§ WHAT THE TASK REQUIRES
Reproduce all entries precisely, down to the last character.

§ RECORD SET
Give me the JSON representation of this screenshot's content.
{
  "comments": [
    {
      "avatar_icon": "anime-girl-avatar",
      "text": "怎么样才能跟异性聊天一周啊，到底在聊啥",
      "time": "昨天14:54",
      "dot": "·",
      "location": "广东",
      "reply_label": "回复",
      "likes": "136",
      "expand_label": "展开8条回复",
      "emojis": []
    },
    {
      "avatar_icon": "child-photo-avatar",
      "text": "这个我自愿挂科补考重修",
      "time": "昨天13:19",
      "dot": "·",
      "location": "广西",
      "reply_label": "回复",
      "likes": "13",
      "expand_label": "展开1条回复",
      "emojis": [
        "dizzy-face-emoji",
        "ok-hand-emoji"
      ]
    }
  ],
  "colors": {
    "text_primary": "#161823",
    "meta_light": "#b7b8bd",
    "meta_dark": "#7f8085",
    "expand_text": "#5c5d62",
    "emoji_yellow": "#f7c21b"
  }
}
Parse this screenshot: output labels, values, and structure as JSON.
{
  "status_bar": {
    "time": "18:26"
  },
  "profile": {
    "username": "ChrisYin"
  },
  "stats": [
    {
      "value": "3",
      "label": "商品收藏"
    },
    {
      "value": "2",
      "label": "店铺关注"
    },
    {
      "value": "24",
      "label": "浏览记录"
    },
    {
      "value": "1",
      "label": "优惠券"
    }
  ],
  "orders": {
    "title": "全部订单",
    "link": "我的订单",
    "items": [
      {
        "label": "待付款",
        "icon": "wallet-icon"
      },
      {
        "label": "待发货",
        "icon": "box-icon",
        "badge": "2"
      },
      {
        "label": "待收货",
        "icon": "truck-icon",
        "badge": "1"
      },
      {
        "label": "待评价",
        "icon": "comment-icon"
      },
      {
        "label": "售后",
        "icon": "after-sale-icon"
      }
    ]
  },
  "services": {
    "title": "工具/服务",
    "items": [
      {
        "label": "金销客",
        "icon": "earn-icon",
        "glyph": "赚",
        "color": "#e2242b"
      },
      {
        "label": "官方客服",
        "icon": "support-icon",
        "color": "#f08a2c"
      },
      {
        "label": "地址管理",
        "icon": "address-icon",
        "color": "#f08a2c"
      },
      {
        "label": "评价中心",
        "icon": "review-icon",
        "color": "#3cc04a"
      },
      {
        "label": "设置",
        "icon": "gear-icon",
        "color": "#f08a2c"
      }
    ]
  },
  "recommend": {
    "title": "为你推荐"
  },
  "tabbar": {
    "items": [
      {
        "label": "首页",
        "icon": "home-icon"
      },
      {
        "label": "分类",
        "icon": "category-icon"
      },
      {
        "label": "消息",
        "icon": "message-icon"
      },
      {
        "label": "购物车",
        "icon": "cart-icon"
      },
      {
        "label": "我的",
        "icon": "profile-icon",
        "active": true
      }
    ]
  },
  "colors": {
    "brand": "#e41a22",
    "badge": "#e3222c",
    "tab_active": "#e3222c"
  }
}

§ WRITTEN REPLY
Give me the JSON representation of this screenshot's content.
{
  "comments": [
    {
      "avatar_icon": "anime-girl-avatar",
      "text": "怎么样才能跟异性聊天一周啊，到底在聊啥",
      "time": "昨天14:54",
      "dot": "·",
      "location": "广东",
      "reply_label": "回复",
      "likes": "136",
      "expand_label": "展开8条回复",
      "emojis": []
    },
    {
      "avatar_icon": "child-photo-avatar",
      "text": "这个我自愿挂科补考重修",
      "time": "昨天13:19",
      "dot": "·",
      "location": "广西",
      "reply_label": "回复",
      "likes": "13",
      "expand_label": "展开1条回复",
      "emojis": [
        "dizzy-face-emoji",
        "ok-hand-emoji"
      ]
    }
  ],
  "colors": {
    "text_primary": "#161823",
    "meta_light": "#b7b8bd",
    "meta_dark": "#7f8085",
    "expand_text": "#5c5d62",
    "emoji_yellow": "#f7c21b"
  }
}
Parse this screenshot: output labels, values, and structure as JSON.
{
  "status_bar": {
    "time": "18:26"
  },
  "profile": {
    "username": "ChrisYin"
  },
  "stats": [
    {
      "value": "3",
      "label": "商品收藏"
    },
    {
      "value": "2",
      "label": "店铺关注"
    },
    {
      "value": "24",
      "label": "浏览记录"
    },
    {
      "value": "1",
      "label": "优惠券"
    }
  ],
  "orders": {
    "title": "全部订单",
    "link": "我的订单",
    "items": [
      {
        "label": "待付款",
        "icon": "wallet-icon"
      },
      {
        "label": "待发货",
        "icon": "box-icon",
        "badge": "2"
      },
      {
        "label": "待收货",
        "icon": "truck-icon",
        "badge": "1"
      },
      {
        "label": "待评价",
        "icon": "comment-icon"
      },
      {
        "label": "售后",
        "icon": "after-sale-icon"
      }
    ]
  },
  "services": {
    "title": "工具/服务",
    "items": [
      {
        "label": "金销客",
        "icon": "earn-icon",
        "glyph": "赚",
        "color": "#e2242b"
      },
      {
        "label": "官方客服",
        "icon": "support-icon",
        "color": "#f08a2c"
      },
      {
        "label": "地址管理",
        "icon": "address-icon",
        "color": "#f08a2c"
      },
      {
        "label": "评价中心",
        "icon": "review-icon",
        "color": "#3cc04a"
      },
      {
        "label": "设置",
        "icon": "gear-icon",
        "color": "#f08a2c"
      }
    ]
  },
  "recommend": {
    "title": "为你推荐"
  },
  "tabbar": {
    "items": [
      {
        "label": "首页",
        "icon": "home-icon"
      },
      {
        "label": "分类",
        "icon": "category-icon"
      },
      {
        "label": "消息",
        "icon": "message-icon"
      },
      {
        "label": "购物车",
        "icon": "cart-icon"
      },
      {
        "label": "我的",
        "icon": "profile-icon",
        "active": true
      }
    ]
  },
  "colors": {
    "brand": "#e41a22",
    "badge": "#e3222c",
    "tab_active": "#e3222c"
  }
}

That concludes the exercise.